══ Material ══
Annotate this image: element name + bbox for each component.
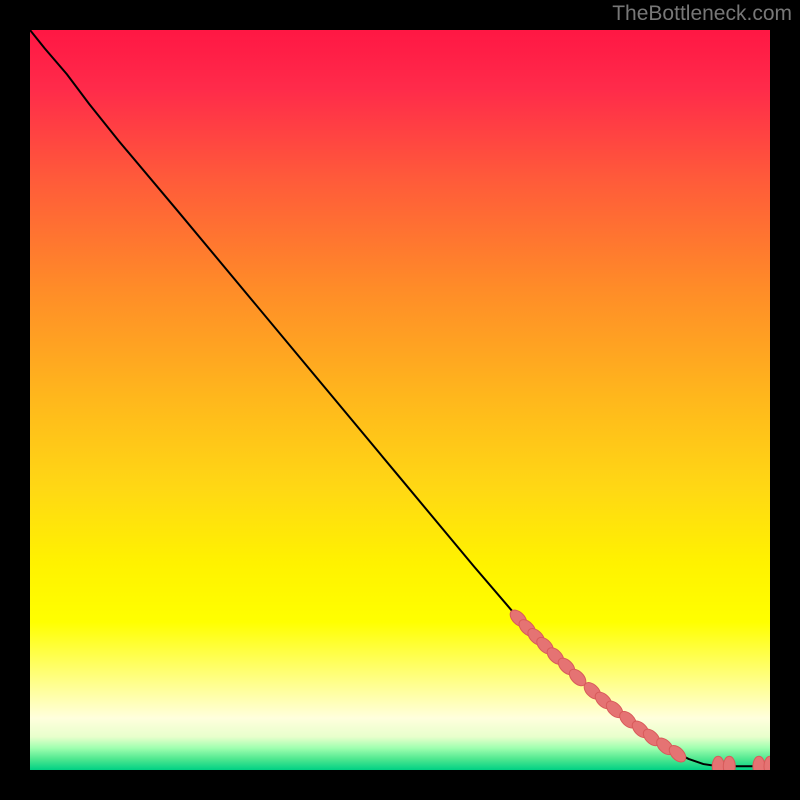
marker-point [712, 756, 724, 770]
chart-background [30, 30, 770, 770]
attribution-text: TheBottleneck.com [612, 2, 792, 26]
marker-point [723, 756, 735, 770]
marker-point [753, 756, 765, 770]
chart-plot [30, 30, 770, 770]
═══
Shift every box in the data above by adding 82 to each of its coordinates, and write out all the lines again with the request line included. Leave the picture out.

Annotate this image: element name + bbox for each component.
marker-point [794, 838, 806, 852]
chart-background [112, 112, 852, 852]
attribution-text: TheBottleneck.com [694, 84, 874, 108]
marker-point [805, 838, 817, 852]
marker-point [835, 838, 847, 852]
chart-plot [112, 112, 852, 852]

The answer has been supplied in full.